Set the following entries down again exactly, line by line.
+++ RECORDS SUPPLIED +++
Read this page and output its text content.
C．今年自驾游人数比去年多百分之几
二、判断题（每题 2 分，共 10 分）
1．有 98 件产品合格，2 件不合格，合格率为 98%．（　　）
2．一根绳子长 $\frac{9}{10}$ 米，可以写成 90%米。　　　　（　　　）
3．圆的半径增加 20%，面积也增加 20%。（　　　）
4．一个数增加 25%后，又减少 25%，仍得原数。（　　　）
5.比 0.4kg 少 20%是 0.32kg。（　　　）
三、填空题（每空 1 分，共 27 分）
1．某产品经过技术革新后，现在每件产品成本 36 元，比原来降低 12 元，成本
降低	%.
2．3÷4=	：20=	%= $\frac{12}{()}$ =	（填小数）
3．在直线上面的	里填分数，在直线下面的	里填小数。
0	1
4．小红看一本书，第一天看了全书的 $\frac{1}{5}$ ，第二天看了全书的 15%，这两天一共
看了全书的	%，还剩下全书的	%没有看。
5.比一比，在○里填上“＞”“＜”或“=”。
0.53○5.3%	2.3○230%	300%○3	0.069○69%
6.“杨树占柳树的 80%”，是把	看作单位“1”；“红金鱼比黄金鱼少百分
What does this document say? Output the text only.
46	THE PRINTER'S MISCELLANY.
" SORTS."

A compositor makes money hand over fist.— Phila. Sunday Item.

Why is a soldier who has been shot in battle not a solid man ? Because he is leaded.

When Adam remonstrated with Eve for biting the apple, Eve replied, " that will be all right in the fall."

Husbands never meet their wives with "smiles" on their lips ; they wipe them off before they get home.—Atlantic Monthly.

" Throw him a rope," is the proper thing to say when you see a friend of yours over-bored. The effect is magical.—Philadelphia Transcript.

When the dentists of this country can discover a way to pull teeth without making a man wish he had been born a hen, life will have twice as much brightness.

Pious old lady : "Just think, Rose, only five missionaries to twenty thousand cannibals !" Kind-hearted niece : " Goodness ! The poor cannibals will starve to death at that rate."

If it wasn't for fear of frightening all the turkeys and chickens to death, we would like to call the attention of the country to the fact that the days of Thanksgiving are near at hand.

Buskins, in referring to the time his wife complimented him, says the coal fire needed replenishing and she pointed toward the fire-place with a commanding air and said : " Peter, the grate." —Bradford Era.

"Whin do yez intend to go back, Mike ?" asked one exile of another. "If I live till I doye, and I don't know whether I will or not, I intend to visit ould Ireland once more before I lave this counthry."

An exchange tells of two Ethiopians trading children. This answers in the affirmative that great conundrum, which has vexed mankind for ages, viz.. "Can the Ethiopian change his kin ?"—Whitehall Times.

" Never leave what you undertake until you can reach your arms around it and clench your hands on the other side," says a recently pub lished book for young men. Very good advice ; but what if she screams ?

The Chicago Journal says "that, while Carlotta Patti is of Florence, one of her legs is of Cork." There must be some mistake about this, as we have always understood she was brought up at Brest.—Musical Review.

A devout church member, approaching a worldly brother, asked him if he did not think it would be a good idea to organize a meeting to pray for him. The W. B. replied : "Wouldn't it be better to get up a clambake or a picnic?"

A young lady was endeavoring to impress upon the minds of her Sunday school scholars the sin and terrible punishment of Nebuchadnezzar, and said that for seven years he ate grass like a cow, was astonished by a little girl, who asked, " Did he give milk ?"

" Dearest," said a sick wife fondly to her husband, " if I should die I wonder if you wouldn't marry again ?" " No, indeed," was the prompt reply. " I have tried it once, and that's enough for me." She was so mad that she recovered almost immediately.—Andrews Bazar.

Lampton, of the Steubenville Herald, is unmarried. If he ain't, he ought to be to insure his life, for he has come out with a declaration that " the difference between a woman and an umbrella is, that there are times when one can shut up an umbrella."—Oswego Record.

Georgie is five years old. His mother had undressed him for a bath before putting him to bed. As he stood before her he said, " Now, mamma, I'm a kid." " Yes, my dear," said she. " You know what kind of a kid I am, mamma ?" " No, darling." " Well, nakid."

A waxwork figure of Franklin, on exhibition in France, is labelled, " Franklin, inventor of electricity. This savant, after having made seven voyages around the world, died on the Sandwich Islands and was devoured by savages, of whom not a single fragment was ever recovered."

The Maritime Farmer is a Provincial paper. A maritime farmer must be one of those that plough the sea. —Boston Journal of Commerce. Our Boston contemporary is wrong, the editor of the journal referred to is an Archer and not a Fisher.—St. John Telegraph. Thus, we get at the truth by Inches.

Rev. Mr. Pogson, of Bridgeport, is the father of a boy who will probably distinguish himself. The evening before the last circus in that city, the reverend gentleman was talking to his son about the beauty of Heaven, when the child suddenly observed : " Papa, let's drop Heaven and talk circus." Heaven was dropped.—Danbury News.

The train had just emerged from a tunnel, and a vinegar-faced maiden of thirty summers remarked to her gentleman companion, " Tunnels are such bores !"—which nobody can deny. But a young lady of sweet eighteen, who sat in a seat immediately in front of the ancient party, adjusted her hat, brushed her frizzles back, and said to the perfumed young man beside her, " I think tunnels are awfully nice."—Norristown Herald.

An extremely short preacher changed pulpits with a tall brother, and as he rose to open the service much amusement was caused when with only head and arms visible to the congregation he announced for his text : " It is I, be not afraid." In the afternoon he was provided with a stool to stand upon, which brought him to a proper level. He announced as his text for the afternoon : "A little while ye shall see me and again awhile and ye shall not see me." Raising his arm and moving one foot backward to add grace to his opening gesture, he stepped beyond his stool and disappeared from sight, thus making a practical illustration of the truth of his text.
+++
* **EXERCISE RESPONSE**
Read this page and output its text content.
C．今年自驾游人数比去年多百分之几
二、判断题（每题 2 分，共 10 分）
1．有 98 件产品合格，2 件不合格，合格率为 98%．（　　）
2．一根绳子长 $\frac{9}{10}$ 米，可以写成 90%米。　　　　（　　　）
3．圆的半径增加 20%，面积也增加 20%。（　　　）
4．一个数增加 25%后，又减少 25%，仍得原数。（　　　）
5.比 0.4kg 少 20%是 0.32kg。（　　　）
三、填空题（每空 1 分，共 27 分）
1．某产品经过技术革新后，现在每件产品成本 36 元，比原来降低 12 元，成本
降低	%.
2．3÷4=	：20=	%= $\frac{12}{()}$ =	（填小数）
3．在直线上面的	里填分数，在直线下面的	里填小数。
0	1
4．小红看一本书，第一天看了全书的 $\frac{1}{5}$ ，第二天看了全书的 15%，这两天一共
看了全书的	%，还剩下全书的	%没有看。
5.比一比，在○里填上“＞”“＜”或“=”。
0.53○5.3%	2.3○230%	300%○3	0.069○69%
6.“杨树占柳树的 80%”，是把	看作单位“1”；“红金鱼比黄金鱼少百分
What does this document say? Output the text only.
46	THE PRINTER'S MISCELLANY.
" SORTS."

A compositor makes money hand over fist.— Phila. Sunday Item.

Why is a soldier who has been shot in battle not a solid man ? Because he is leaded.

When Adam remonstrated with Eve for biting the apple, Eve replied, " that will be all right in the fall."

Husbands never meet their wives with "smiles" on their lips ; they wipe them off before they get home.—Atlantic Monthly.

" Throw him a rope," is the proper thing to say when you see a friend of yours over-bored. The effect is magical.—Philadelphia Transcript.

When the dentists of this country can discover a way to pull teeth without making a man wish he had been born a hen, life will have twice as much brightness.

Pious old lady : "Just think, Rose, only five missionaries to twenty thousand cannibals !" Kind-hearted niece : " Goodness ! The poor cannibals will starve to death at that rate."

If it wasn't for fear of frightening all the turkeys and chickens to death, we would like to call the attention of the country to the fact that the days of Thanksgiving are near at hand.

Buskins, in referring to the time his wife complimented him, says the coal fire needed replenishing and she pointed toward the fire-place with a commanding air and said : " Peter, the grate." —Bradford Era.

"Whin do yez intend to go back, Mike ?" asked one exile of another. "If I live till I doye, and I don't know whether I will or not, I intend to visit ould Ireland once more before I lave this counthry."

An exchange tells of two Ethiopians trading children. This answers in the affirmative that great conundrum, which has vexed mankind for ages, viz.. "Can the Ethiopian change his kin ?"—Whitehall Times.

" Never leave what you undertake until you can reach your arms around it and clench your hands on the other side," says a recently pub lished book for young men. Very good advice ; but what if she screams ?

The Chicago Journal says "that, while Carlotta Patti is of Florence, one of her legs is of Cork." There must be some mistake about this, as we have always understood she was brought up at Brest.—Musical Review.

A devout church member, approaching a worldly brother, asked him if he did not think it would be a good idea to organize a meeting to pray for him. The W. B. replied : "Wouldn't it be better to get up a clambake or a picnic?"

A young lady was endeavoring to impress upon the minds of her Sunday school scholars the sin and terrible punishment of Nebuchadnezzar, and said that for seven years he ate grass like a cow, was astonished by a little girl, who asked, " Did he give milk ?"

" Dearest," said a sick wife fondly to her husband, " if I should die I wonder if you wouldn't marry again ?" " No, indeed," was the prompt reply. " I have tried it once, and that's enough for me." She was so mad that she recovered almost immediately.—Andrews Bazar.

Lampton, of the Steubenville Herald, is unmarried. If he ain't, he ought to be to insure his life, for he has come out with a declaration that " the difference between a woman and an umbrella is, that there are times when one can shut up an umbrella."—Oswego Record.

Georgie is five years old. His mother had undressed him for a bath before putting him to bed. As he stood before her he said, " Now, mamma, I'm a kid." " Yes, my dear," said she. " You know what kind of a kid I am, mamma ?" " No, darling." " Well, nakid."

A waxwork figure of Franklin, on exhibition in France, is labelled, " Franklin, inventor of electricity. This savant, after having made seven voyages around the world, died on the Sandwich Islands and was devoured by savages, of whom not a single fragment was ever recovered."

The Maritime Farmer is a Provincial paper. A maritime farmer must be one of those that plough the sea. —Boston Journal of Commerce. Our Boston contemporary is wrong, the editor of the journal referred to is an Archer and not a Fisher.—St. John Telegraph. Thus, we get at the truth by Inches.

Rev. Mr. Pogson, of Bridgeport, is the father of a boy who will probably distinguish himself. The evening before the last circus in that city, the reverend gentleman was talking to his son about the beauty of Heaven, when the child suddenly observed : " Papa, let's drop Heaven and talk circus." Heaven was dropped.—Danbury News.

The train had just emerged from a tunnel, and a vinegar-faced maiden of thirty summers remarked to her gentleman companion, " Tunnels are such bores !"—which nobody can deny. But a young lady of sweet eighteen, who sat in a seat immediately in front of the ancient party, adjusted her hat, brushed her frizzles back, and said to the perfumed young man beside her, " I think tunnels are awfully nice."—Norristown Herald.

An extremely short preacher changed pulpits with a tall brother, and as he rose to open the service much amusement was caused when with only head and arms visible to the congregation he announced for his text : " It is I, be not afraid." In the afternoon he was provided with a stool to stand upon, which brought him to a proper level. He announced as his text for the afternoon : "A little while ye shall see me and again awhile and ye shall not see me." Raising his arm and moving one foot backward to add grace to his opening gesture, he stepped beyond his stool and disappeared from sight, thus making a practical illustration of the truth of his text.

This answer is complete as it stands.